→ **RECORD LIST**
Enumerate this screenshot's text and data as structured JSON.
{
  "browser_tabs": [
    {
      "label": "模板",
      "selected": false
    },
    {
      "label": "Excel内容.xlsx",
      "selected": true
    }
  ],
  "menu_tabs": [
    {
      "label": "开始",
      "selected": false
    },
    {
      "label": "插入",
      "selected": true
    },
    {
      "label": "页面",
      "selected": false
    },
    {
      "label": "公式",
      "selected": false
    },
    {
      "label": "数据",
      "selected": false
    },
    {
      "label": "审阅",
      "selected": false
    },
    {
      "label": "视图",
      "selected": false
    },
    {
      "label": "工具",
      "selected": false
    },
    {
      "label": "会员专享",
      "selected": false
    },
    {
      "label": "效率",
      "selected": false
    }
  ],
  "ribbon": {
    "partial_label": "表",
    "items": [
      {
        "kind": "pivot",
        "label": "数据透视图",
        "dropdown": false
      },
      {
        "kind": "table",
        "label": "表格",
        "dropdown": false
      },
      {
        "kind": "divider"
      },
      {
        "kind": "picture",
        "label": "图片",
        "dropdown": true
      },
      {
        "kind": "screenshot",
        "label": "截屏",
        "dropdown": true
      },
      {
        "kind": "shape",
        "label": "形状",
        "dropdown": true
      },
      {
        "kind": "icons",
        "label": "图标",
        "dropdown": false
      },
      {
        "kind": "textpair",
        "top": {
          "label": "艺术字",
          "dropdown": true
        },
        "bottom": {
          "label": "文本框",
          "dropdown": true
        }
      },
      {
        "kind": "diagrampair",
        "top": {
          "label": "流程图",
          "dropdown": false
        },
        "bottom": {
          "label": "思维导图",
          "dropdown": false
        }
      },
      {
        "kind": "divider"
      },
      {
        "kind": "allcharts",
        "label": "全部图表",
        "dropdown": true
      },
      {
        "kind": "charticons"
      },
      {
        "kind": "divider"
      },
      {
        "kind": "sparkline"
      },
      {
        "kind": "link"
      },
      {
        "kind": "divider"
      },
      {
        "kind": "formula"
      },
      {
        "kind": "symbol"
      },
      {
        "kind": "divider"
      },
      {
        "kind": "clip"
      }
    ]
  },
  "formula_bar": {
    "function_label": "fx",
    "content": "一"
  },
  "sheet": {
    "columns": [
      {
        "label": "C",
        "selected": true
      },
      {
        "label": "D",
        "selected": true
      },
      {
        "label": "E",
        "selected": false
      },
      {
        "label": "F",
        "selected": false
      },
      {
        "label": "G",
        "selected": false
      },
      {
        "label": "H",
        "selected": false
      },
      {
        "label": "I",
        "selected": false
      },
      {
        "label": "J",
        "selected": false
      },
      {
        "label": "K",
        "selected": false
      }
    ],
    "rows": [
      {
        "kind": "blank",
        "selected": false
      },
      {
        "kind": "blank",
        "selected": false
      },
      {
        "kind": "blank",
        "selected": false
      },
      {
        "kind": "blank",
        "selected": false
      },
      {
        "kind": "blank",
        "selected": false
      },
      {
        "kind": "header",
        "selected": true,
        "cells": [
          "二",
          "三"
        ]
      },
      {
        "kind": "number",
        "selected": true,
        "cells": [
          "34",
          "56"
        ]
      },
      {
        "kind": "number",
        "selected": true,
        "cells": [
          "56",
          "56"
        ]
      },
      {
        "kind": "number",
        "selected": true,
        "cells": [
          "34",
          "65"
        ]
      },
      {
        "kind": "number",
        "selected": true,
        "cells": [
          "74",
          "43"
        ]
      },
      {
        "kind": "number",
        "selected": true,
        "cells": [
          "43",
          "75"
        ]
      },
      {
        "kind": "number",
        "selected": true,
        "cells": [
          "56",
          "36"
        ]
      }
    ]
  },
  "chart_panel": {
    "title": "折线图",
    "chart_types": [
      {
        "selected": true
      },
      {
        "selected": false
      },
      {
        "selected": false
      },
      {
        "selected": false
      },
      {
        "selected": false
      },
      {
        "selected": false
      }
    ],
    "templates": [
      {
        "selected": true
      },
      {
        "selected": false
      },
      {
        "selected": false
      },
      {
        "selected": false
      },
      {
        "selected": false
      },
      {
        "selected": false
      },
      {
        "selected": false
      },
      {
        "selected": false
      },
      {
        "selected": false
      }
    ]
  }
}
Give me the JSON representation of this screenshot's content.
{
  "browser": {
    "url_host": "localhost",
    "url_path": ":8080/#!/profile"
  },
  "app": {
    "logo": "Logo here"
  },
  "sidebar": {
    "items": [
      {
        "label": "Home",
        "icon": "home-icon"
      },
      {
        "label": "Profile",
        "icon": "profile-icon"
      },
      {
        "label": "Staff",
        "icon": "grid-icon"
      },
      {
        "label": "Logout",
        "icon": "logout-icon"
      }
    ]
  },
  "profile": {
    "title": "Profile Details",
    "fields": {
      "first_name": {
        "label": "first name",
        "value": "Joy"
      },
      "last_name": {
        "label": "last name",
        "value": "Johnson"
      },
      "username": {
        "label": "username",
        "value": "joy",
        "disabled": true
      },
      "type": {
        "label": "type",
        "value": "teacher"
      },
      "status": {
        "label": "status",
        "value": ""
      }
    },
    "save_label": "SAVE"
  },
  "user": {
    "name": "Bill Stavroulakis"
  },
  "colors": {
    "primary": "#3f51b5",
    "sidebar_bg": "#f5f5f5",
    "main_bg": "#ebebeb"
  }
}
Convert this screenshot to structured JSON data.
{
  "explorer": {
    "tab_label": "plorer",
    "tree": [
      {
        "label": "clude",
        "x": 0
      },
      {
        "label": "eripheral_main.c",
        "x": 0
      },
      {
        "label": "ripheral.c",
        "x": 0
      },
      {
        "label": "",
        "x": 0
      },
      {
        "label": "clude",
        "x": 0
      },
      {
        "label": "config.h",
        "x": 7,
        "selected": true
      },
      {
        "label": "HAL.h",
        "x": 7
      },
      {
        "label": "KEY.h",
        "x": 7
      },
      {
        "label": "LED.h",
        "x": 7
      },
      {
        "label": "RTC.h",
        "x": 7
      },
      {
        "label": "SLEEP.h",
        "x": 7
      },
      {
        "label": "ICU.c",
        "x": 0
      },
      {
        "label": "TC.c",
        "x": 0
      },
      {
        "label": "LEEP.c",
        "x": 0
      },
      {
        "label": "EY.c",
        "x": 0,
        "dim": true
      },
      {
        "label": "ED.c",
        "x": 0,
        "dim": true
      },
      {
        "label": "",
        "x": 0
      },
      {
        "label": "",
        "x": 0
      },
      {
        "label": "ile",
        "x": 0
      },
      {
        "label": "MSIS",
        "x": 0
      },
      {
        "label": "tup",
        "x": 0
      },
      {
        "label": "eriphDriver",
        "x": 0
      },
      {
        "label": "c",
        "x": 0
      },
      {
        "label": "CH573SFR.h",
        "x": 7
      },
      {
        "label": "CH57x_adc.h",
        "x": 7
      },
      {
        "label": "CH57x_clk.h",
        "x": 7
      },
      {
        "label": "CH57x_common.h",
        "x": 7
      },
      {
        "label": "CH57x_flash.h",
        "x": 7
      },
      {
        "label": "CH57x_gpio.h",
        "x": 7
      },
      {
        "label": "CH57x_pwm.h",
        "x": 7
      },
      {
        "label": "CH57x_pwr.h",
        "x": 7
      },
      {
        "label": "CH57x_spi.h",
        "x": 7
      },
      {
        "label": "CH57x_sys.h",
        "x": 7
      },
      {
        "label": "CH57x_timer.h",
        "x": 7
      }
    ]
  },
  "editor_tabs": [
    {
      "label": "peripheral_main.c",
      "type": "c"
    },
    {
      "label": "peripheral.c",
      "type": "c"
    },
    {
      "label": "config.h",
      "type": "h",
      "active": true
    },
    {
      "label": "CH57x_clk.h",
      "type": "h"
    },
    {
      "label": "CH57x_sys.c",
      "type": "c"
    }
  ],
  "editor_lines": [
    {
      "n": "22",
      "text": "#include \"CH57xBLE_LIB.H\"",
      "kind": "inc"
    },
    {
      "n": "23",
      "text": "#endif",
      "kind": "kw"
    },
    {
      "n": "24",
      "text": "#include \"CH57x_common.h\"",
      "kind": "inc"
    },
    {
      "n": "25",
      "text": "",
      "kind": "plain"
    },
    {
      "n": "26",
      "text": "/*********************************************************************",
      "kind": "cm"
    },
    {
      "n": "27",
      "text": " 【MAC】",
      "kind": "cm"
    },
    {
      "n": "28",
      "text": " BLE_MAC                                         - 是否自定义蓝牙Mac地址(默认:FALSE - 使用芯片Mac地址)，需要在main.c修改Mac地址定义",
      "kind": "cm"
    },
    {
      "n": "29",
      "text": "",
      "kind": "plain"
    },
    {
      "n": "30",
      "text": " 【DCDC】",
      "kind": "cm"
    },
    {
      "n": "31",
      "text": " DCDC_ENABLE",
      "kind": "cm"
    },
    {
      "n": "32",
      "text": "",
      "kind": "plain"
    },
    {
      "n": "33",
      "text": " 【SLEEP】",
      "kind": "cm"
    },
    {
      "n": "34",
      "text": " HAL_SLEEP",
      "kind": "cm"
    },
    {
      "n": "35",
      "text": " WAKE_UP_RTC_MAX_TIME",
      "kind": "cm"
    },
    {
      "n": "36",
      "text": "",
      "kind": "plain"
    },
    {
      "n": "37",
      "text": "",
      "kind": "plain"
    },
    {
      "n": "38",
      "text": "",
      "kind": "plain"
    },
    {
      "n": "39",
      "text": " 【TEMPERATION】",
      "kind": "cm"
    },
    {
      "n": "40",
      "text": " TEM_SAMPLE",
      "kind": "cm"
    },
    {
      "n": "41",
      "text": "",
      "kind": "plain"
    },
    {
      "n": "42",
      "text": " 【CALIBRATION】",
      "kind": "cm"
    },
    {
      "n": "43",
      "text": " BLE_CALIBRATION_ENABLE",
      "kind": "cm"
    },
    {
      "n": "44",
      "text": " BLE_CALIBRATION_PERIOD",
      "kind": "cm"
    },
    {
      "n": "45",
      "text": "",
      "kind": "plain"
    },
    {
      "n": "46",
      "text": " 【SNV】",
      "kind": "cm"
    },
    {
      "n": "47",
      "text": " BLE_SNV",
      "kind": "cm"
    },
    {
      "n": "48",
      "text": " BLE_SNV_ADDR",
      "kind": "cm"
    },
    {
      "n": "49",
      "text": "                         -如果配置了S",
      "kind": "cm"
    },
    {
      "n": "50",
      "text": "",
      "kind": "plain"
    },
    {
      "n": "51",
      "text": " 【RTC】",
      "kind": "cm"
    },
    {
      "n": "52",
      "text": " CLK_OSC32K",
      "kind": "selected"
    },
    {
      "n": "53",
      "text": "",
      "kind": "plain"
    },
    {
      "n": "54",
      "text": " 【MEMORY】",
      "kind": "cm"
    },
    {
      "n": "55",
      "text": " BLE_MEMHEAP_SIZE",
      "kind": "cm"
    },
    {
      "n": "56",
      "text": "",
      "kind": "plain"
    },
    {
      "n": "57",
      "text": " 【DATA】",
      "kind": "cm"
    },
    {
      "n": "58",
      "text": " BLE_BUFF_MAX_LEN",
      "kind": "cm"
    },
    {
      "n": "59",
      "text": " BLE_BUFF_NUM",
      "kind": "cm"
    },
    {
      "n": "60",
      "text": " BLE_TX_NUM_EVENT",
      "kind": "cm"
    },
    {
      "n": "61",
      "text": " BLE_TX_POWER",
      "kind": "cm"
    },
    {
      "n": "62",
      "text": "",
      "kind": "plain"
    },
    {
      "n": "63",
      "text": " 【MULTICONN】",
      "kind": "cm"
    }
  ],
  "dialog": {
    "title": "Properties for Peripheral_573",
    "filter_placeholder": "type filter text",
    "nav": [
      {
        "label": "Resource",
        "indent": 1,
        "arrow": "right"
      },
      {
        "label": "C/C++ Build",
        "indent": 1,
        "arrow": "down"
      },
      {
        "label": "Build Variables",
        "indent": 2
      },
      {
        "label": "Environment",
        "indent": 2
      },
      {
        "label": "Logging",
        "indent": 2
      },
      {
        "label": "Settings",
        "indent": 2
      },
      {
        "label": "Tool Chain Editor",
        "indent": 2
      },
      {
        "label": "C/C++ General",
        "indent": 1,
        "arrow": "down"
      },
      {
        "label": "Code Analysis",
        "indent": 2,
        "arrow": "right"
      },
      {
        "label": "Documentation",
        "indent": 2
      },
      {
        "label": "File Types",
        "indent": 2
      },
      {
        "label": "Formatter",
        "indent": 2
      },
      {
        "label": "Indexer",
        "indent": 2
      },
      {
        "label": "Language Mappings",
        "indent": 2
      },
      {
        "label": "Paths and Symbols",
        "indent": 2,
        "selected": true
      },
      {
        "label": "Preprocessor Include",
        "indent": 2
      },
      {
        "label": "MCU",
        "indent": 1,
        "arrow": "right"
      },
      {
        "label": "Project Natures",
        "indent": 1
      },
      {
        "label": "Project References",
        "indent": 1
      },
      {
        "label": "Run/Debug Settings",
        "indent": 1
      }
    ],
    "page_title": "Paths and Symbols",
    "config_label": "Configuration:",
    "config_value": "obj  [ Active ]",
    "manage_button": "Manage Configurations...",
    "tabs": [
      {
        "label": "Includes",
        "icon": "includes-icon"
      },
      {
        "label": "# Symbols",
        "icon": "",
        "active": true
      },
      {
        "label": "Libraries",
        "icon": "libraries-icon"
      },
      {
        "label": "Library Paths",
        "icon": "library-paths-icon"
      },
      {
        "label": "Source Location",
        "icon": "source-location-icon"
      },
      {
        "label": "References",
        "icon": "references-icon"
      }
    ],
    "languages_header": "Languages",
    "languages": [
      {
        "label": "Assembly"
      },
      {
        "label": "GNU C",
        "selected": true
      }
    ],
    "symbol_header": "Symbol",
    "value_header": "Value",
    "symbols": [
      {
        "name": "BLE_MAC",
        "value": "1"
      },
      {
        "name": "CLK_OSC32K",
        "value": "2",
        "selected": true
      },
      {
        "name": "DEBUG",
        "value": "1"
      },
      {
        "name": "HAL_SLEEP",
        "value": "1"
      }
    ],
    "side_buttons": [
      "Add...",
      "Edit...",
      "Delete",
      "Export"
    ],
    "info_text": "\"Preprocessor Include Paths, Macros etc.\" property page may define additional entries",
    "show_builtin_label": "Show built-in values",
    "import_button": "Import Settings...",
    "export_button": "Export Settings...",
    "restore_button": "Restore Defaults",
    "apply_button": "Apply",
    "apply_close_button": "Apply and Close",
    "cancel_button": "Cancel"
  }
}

→ **TASK DIRECTIONS**
Identify all lines in the records above with the word "JSON".

→ **PROBLEM SOLUTION**
Enumerate this screenshot's text and data as structured JSON.
Give me the JSON representation of this screenshot's content.
Convert this screenshot to structured JSON data.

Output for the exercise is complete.